== INFORMATION SUPPLIED ==

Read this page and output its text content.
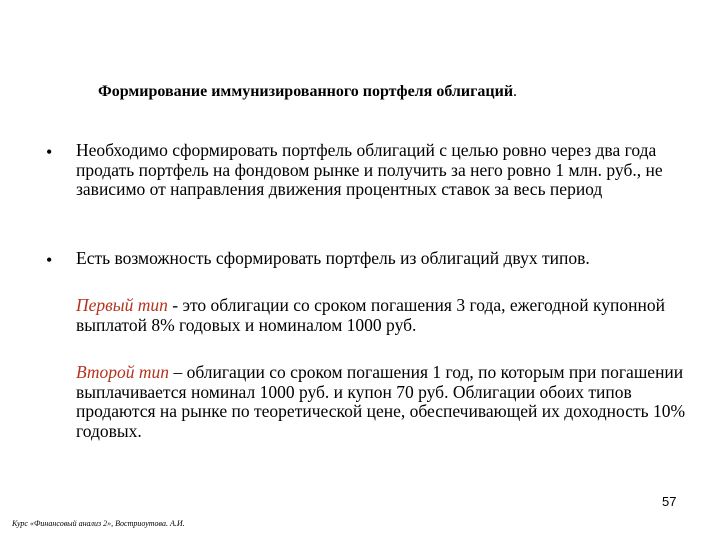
Формирование иммунизированного портфеля облигаций.
• Необходимо сформировать портфель облигаций с целью ровно через два года продать портфель на фондовом рынке и получить за него ровно 1 млн. руб., не зависимо от направления движения процентных ставок за весь период
• Есть возможность сформировать портфель из облигаций двух типов.
Первый тип - это облигации со сроком погашения 3 года, ежегодной купонной выплатой 8% годовых и номиналом 1000 руб.
Второй тип – облигации со сроком погашения 1 год, по которым при погашении выплачивается номинал 1000 руб. и купон 70 руб. Облигации обоих типов продаются на рынке по теоретической цене, обеспечивающей их доходность 10% годовых.
57
Курс «Финансовый анализ 2», Востриоутова. А.И.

== PROBLEM ==
Reproduce all the records verbatim, excluding images.

== EXERCISE OUTPUT ==
Read this page and output its text content.
Формирование иммунизированного портфеля облигаций.
• Необходимо сформировать портфель облигаций с целью ровно через два года продать портфель на фондовом рынке и получить за него ровно 1 млн. руб., не зависимо от направления движения процентных ставок за весь период
• Есть возможность сформировать портфель из облигаций двух типов.
Первый тип - это облигации со сроком погашения 3 года, ежегодной купонной выплатой 8% годовых и номиналом 1000 руб.
Второй тип – облигации со сроком погашения 1 год, по которым при погашении выплачивается номинал 1000 руб. и купон 70 руб. Облигации обоих типов продаются на рынке по теоретической цене, обеспечивающей их доходность 10% годовых.
57
Курс «Финансовый анализ 2», Востриоутова. А.И.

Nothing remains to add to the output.